*GOAL*:
What follows is a set of records; restate each one word for word and drop the pictures.

*Dataset listings of figures*:
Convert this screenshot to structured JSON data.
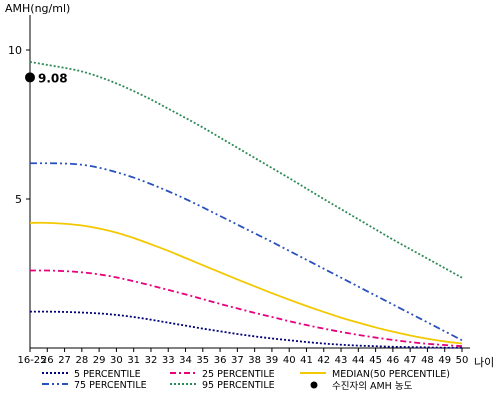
{
  "chart_data": {
    "type": "line",
    "ylabel": "AMH(ng/ml)",
    "xlabel": "나이",
    "ylim": [
      0,
      10.5
    ],
    "yticks": [
      {
        "value": 5,
        "label": "5"
      },
      {
        "value": 10,
        "label": "10"
      }
    ],
    "x": [
      25,
      26,
      27,
      28,
      29,
      30,
      31,
      32,
      33,
      34,
      35,
      36,
      37,
      38,
      39,
      40,
      41,
      42,
      43,
      44,
      45,
      46,
      47,
      48,
      49,
      50
    ],
    "x_tick_labels": [
      "16-25",
      "26",
      "27",
      "28",
      "29",
      "30",
      "31",
      "32",
      "33",
      "34",
      "35",
      "36",
      "37",
      "38",
      "39",
      "40",
      "41",
      "42",
      "43",
      "44",
      "45",
      "46",
      "47",
      "48",
      "49",
      "50"
    ],
    "series": [
      {
        "name": "5 PERCENTILE",
        "color": "#00007a",
        "dash": "2,2",
        "values": [
          1.22,
          1.22,
          1.21,
          1.19,
          1.16,
          1.11,
          1.04,
          0.95,
          0.85,
          0.75,
          0.65,
          0.56,
          0.47,
          0.39,
          0.32,
          0.26,
          0.2,
          0.15,
          0.11,
          0.08,
          0.06,
          0.04,
          0.03,
          0.02,
          0.01,
          0.01
        ]
      },
      {
        "name": "25 PERCENTILE",
        "color": "#e6007e",
        "dash": "6,3,2,3",
        "values": [
          2.6,
          2.6,
          2.58,
          2.54,
          2.47,
          2.37,
          2.24,
          2.1,
          1.95,
          1.8,
          1.64,
          1.48,
          1.33,
          1.18,
          1.04,
          0.9,
          0.77,
          0.65,
          0.54,
          0.44,
          0.35,
          0.27,
          0.2,
          0.14,
          0.1,
          0.06
        ]
      },
      {
        "name": "MEDIAN(50 PERCENTILE)",
        "color": "#f2c800",
        "dash": "",
        "values": [
          4.2,
          4.2,
          4.17,
          4.11,
          4.01,
          3.87,
          3.69,
          3.48,
          3.26,
          3.02,
          2.78,
          2.54,
          2.3,
          2.07,
          1.84,
          1.62,
          1.41,
          1.21,
          1.02,
          0.85,
          0.69,
          0.55,
          0.42,
          0.31,
          0.22,
          0.15
        ]
      },
      {
        "name": "75 PERCENTILE",
        "color": "#2a52be",
        "dash": "7,3,2,3,2,3",
        "values": [
          6.2,
          6.2,
          6.19,
          6.15,
          6.05,
          5.9,
          5.72,
          5.5,
          5.26,
          5.0,
          4.72,
          4.43,
          4.14,
          3.85,
          3.56,
          3.26,
          2.96,
          2.66,
          2.36,
          2.06,
          1.76,
          1.46,
          1.16,
          0.86,
          0.56,
          0.26
        ]
      },
      {
        "name": "95 PERCENTILE",
        "color": "#2e8b57",
        "dash": "2,2",
        "values": [
          9.6,
          9.5,
          9.4,
          9.28,
          9.1,
          8.88,
          8.62,
          8.34,
          8.03,
          7.72,
          7.4,
          7.06,
          6.72,
          6.38,
          6.04,
          5.7,
          5.35,
          5.0,
          4.66,
          4.32,
          3.98,
          3.64,
          3.32,
          3.0,
          2.68,
          2.36
        ]
      }
    ],
    "marker": {
      "name": "수진자의 AMH 농도",
      "x": 25,
      "y": 9.08,
      "label": "9.08",
      "color": "#000000"
    },
    "legend_position": "bottom",
    "grid": false
  }
}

*WRITTEN ANSWER*:
Convert this screenshot to structured JSON data.
{
  "chart_data": {
    "type": "line",
    "ylabel": "AMH(ng/ml)",
    "xlabel": "나이",
    "ylim": [
      0,
      10.5
    ],
    "yticks": [
      {
        "value": 5,
        "label": "5"
      },
      {
        "value": 10,
        "label": "10"
      }
    ],
    "x": [
      25,
      26,
      27,
      28,
      29,
      30,
      31,
      32,
      33,
      34,
      35,
      36,
      37,
      38,
      39,
      40,
      41,
      42,
      43,
      44,
      45,
      46,
      47,
      48,
      49,
      50
    ],
    "x_tick_labels": [
      "16-25",
      "26",
      "27",
      "28",
      "29",
      "30",
      "31",
      "32",
      "33",
      "34",
      "35",
      "36",
      "37",
      "38",
      "39",
      "40",
      "41",
      "42",
      "43",
      "44",
      "45",
      "46",
      "47",
      "48",
      "49",
      "50"
    ],
    "series": [
      {
        "name": "5 PERCENTILE",
        "color": "#00007a",
        "dash": "2,2",
        "values": [
          1.22,
          1.22,
          1.21,
          1.19,
          1.16,
          1.11,
          1.04,
          0.95,
          0.85,
          0.75,
          0.65,
          0.56,
          0.47,
          0.39,
          0.32,
          0.26,
          0.2,
          0.15,
          0.11,
          0.08,
          0.06,
          0.04,
          0.03,
          0.02,
          0.01,
          0.01
        ]
      },
      {
        "name": "25 PERCENTILE",
        "color": "#e6007e",
        "dash": "6,3,2,3",
        "values": [
          2.6,
          2.6,
          2.58,
          2.54,
          2.47,
          2.37,
          2.24,
          2.1,
          1.95,
          1.8,
          1.64,
          1.48,
          1.33,
          1.18,
          1.04,
          0.9,
          0.77,
          0.65,
          0.54,
          0.44,
          0.35,
          0.27,
          0.2,
          0.14,
          0.1,
          0.06
        ]
      },
      {
        "name": "MEDIAN(50 PERCENTILE)",
        "color": "#f2c800",
        "dash": "",
        "values": [
          4.2,
          4.2,
          4.17,
          4.11,
          4.01,
          3.87,
          3.69,
          3.48,
          3.26,
          3.02,
          2.78,
          2.54,
          2.3,
          2.07,
          1.84,
          1.62,
          1.41,
          1.21,
          1.02,
          0.85,
          0.69,
          0.55,
          0.42,
          0.31,
          0.22,
          0.15
        ]
      },
      {
        "name": "75 PERCENTILE",
        "color": "#2a52be",
        "dash": "7,3,2,3,2,3",
        "values": [
          6.2,
          6.2,
          6.19,
          6.15,
          6.05,
          5.9,
          5.72,
          5.5,
          5.26,
          5.0,
          4.72,
          4.43,
          4.14,
          3.85,
          3.56,
          3.26,
          2.96,
          2.66,
          2.36,
          2.06,
          1.76,
          1.46,
          1.16,
          0.86,
          0.56,
          0.26
        ]
      },
      {
        "name": "95 PERCENTILE",
        "color": "#2e8b57",
        "dash": "2,2",
        "values": [
          9.6,
          9.5,
          9.4,
          9.28,
          9.1,
          8.88,
          8.62,
          8.34,
          8.03,
          7.72,
          7.4,
          7.06,
          6.72,
          6.38,
          6.04,
          5.7,
          5.35,
          5.0,
          4.66,
          4.32,
          3.98,
          3.64,
          3.32,
          3.0,
          2.68,
          2.36
        ]
      }
    ],
    "marker": {
      "name": "수진자의 AMH 농도",
      "x": 25,
      "y": 9.08,
      "label": "9.08",
      "color": "#000000"
    },
    "legend_position": "bottom",
    "grid": false
  }
}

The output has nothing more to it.